**Aim**
Reproduce word for word the items from their first line through the line that contains "weekday-header-monday: Monday xyxy=(125,47,233,74)", including that line.

Listings of box coordinates:
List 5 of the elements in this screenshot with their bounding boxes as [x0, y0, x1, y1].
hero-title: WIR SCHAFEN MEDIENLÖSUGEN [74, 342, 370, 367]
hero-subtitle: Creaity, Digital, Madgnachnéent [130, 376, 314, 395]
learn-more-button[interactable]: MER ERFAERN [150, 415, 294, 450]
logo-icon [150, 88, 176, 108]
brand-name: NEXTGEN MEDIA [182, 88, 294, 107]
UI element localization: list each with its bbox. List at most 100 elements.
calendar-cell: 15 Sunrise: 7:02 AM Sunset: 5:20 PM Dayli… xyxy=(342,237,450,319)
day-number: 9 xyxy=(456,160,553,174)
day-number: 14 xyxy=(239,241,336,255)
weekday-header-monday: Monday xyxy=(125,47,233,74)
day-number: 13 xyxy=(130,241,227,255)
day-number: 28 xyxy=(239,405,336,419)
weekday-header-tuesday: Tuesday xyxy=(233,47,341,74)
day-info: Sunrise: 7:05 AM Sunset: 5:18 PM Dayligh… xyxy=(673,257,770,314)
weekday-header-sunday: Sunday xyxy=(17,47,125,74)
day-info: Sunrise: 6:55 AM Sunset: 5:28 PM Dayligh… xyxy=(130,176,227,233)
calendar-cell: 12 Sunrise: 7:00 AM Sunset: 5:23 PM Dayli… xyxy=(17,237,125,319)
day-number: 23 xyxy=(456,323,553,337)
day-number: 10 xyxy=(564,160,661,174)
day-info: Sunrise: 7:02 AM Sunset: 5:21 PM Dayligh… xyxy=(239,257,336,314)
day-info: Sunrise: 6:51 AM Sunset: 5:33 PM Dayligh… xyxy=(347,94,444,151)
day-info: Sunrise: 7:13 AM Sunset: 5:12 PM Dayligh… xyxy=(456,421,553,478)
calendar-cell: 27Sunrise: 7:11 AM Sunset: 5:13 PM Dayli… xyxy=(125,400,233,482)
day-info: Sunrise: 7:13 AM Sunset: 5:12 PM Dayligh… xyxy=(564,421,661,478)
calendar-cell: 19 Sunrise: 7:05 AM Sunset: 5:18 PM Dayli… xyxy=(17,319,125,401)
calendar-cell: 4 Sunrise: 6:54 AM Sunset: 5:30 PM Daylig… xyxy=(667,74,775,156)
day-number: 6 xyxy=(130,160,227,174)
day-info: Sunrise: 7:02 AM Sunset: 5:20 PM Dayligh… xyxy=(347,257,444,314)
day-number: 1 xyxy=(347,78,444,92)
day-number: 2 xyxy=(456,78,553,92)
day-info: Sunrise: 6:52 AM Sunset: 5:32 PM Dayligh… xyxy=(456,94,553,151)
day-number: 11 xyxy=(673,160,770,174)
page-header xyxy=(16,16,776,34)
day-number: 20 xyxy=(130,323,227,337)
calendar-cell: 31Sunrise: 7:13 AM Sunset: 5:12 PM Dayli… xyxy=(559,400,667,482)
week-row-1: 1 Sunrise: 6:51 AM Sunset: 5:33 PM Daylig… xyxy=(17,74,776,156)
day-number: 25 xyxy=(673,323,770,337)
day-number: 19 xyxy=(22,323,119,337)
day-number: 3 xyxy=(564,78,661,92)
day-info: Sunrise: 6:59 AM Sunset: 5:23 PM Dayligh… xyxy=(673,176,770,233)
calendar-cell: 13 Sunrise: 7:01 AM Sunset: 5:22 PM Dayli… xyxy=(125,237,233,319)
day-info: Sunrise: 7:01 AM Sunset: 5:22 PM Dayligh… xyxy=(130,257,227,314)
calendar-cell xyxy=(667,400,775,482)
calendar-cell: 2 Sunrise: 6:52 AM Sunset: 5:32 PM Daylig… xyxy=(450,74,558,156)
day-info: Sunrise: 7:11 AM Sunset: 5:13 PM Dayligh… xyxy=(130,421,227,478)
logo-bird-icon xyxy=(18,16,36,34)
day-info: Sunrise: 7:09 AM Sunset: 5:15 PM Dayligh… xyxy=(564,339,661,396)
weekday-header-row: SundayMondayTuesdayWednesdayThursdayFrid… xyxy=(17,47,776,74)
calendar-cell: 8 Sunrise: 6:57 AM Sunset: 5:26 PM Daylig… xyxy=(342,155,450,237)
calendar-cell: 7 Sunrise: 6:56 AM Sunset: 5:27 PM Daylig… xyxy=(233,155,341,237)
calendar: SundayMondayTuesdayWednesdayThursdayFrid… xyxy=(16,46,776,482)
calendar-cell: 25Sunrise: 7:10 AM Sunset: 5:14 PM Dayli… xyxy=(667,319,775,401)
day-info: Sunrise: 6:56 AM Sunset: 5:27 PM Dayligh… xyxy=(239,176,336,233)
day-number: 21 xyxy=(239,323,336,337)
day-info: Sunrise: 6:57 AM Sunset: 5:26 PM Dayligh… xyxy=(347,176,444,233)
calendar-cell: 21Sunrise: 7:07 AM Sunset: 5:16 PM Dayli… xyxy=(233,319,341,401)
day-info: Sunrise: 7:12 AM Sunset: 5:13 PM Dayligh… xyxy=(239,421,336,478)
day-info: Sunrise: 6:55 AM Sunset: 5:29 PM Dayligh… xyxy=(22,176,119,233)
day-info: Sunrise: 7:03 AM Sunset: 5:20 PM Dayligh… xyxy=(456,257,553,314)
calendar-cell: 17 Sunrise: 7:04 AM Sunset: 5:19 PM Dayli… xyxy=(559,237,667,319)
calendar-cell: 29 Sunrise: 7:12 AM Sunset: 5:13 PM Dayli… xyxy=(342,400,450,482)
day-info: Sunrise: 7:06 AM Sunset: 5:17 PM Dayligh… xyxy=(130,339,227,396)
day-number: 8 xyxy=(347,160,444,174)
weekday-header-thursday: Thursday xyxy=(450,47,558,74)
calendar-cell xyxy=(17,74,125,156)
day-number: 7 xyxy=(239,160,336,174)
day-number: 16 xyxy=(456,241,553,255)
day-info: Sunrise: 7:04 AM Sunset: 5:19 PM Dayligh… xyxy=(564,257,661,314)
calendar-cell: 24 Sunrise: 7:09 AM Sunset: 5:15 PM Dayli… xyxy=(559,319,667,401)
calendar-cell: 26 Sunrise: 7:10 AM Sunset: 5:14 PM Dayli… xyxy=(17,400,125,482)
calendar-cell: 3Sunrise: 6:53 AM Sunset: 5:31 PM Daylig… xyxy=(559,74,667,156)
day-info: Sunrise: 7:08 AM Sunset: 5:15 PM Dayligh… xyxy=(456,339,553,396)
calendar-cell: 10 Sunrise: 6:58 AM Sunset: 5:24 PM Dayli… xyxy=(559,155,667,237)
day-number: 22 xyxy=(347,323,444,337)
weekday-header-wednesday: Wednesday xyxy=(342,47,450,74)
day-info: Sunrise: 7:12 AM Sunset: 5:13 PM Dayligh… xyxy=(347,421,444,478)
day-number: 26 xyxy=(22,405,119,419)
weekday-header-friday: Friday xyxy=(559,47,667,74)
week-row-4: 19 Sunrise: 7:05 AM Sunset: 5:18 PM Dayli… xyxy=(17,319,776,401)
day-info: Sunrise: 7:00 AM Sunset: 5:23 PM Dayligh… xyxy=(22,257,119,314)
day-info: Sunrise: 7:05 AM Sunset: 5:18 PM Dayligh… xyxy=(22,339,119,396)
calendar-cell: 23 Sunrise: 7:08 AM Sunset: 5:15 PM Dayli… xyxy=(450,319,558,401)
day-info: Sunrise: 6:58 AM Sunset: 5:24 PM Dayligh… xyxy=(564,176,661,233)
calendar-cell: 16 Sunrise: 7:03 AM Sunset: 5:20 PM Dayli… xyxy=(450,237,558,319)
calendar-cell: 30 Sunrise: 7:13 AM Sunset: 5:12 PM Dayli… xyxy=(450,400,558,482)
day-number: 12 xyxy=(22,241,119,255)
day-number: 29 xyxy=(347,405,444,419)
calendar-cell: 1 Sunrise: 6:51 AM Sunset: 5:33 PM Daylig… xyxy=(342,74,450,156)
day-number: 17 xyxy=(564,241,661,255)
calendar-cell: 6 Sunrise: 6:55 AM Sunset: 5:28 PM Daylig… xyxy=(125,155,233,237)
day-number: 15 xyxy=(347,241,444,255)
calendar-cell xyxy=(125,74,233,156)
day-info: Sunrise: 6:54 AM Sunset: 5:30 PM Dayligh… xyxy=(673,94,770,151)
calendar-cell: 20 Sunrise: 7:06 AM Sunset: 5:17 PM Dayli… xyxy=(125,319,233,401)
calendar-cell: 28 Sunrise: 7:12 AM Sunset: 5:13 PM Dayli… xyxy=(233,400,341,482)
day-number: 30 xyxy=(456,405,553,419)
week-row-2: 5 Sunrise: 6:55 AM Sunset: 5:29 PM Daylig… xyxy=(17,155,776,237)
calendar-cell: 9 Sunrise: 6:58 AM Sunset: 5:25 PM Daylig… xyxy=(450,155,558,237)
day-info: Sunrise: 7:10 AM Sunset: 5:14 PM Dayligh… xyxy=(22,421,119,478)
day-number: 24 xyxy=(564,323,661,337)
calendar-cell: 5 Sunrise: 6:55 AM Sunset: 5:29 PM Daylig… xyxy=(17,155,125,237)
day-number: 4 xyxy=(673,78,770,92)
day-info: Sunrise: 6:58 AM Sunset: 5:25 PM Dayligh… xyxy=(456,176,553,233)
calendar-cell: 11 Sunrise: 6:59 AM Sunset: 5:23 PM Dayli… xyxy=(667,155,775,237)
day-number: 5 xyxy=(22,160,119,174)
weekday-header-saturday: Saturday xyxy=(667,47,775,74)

**Result for this exercise**
List 5 of the elements in this screenshot with their bounding boxes as [x0, y0, x1, y1].
hero-title: WIR SCHAFEN MEDIENLÖSUGEN [74, 342, 370, 367]
hero-subtitle: Creaity, Digital, Madgnachnéent [130, 376, 314, 395]
learn-more-button[interactable]: MER ERFAERN [150, 415, 294, 450]
logo-icon [150, 88, 176, 108]
brand-name: NEXTGEN MEDIA [182, 88, 294, 107]
UI element localization: list each with its bbox. List at most 100 elements.
calendar-cell: 15 Sunrise: 7:02 AM Sunset: 5:20 PM Dayli… xyxy=(342,237,450,319)
day-number: 9 xyxy=(456,160,553,174)
day-number: 14 xyxy=(239,241,336,255)
weekday-header-monday: Monday xyxy=(125,47,233,74)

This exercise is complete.